A run of records:
• • • • •
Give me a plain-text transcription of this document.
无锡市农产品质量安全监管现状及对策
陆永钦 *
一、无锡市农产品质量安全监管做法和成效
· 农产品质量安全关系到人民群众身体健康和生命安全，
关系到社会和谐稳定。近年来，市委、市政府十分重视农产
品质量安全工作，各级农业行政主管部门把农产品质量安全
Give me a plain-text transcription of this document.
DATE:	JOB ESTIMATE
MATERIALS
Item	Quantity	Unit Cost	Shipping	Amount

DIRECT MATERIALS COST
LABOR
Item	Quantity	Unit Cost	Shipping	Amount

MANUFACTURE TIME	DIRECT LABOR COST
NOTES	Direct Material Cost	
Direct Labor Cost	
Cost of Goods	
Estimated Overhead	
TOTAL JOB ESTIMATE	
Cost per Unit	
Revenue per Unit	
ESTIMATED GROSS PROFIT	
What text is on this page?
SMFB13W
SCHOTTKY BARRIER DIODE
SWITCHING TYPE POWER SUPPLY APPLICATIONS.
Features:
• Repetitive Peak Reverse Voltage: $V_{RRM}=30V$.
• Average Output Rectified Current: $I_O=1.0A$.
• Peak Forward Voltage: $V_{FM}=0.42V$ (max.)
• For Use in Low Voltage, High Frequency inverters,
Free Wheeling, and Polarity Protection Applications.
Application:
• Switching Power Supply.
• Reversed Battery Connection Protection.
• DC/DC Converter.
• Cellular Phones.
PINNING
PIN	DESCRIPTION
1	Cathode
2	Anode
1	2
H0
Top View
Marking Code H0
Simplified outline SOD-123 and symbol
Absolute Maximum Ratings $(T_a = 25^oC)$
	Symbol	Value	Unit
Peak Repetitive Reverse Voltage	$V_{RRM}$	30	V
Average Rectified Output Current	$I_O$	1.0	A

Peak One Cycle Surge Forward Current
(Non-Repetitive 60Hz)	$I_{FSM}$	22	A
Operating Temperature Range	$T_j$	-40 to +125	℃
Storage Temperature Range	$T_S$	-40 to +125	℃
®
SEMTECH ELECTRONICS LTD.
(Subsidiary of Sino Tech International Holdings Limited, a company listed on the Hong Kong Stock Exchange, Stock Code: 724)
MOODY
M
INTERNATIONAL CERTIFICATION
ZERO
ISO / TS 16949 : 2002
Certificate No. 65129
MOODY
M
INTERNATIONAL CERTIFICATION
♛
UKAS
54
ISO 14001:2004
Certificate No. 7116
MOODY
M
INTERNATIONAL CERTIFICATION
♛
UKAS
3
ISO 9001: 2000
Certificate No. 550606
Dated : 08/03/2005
• • • • •
### Your task
Reproduce the data in full, exactly as presented.

### Answer to the exercise
Give me a plain-text transcription of this document.
无锡市农产品质量安全监管现状及对策
陆永钦 *
一、无锡市农产品质量安全监管做法和成效
· 农产品质量安全关系到人民群众身体健康和生命安全，
关系到社会和谐稳定。近年来，市委、市政府十分重视农产
品质量安全工作，各级农业行政主管部门把农产品质量安全
Give me a plain-text transcription of this document.
DATE:	JOB ESTIMATE
MATERIALS
Item	Quantity	Unit Cost	Shipping	Amount

DIRECT MATERIALS COST
LABOR
Item	Quantity	Unit Cost	Shipping	Amount

MANUFACTURE TIME	DIRECT LABOR COST
NOTES	Direct Material Cost	
Direct Labor Cost	
Cost of Goods	
Estimated Overhead	
TOTAL JOB ESTIMATE	
Cost per Unit	
Revenue per Unit	
ESTIMATED GROSS PROFIT	
What text is on this page?
SMFB13W
SCHOTTKY BARRIER DIODE
SWITCHING TYPE POWER SUPPLY APPLICATIONS.
Features:
• Repetitive Peak Reverse Voltage: $V_{RRM}=30V$.
• Average Output Rectified Current: $I_O=1.0A$.
• Peak Forward Voltage: $V_{FM}=0.42V$ (max.)
• For Use in Low Voltage, High Frequency inverters,
Free Wheeling, and Polarity Protection Applications.
Application:
• Switching Power Supply.
• Reversed Battery Connection Protection.
• DC/DC Converter.
• Cellular Phones.
PINNING
PIN	DESCRIPTION
1	Cathode
2	Anode
1	2
H0
Top View
Marking Code H0
Simplified outline SOD-123 and symbol
Absolute Maximum Ratings $(T_a = 25^oC)$
	Symbol	Value	Unit
Peak Repetitive Reverse Voltage	$V_{RRM}$	30	V
Average Rectified Output Current	$I_O$	1.0	A

Peak One Cycle Surge Forward Current
(Non-Repetitive 60Hz)	$I_{FSM}$	22	A
Operating Temperature Range	$T_j$	-40 to +125	℃
Storage Temperature Range	$T_S$	-40 to +125	℃
®
SEMTECH ELECTRONICS LTD.
(Subsidiary of Sino Tech International Holdings Limited, a company listed on the Hong Kong Stock Exchange, Stock Code: 724)
MOODY
M
INTERNATIONAL CERTIFICATION
ZERO
ISO / TS 16949 : 2002
Certificate No. 65129
MOODY
M
INTERNATIONAL CERTIFICATION
♛
UKAS
54
ISO 14001:2004
Certificate No. 7116
MOODY
M
INTERNATIONAL CERTIFICATION
♛
UKAS
3
ISO 9001: 2000
Certificate No. 550606
Dated : 08/03/2005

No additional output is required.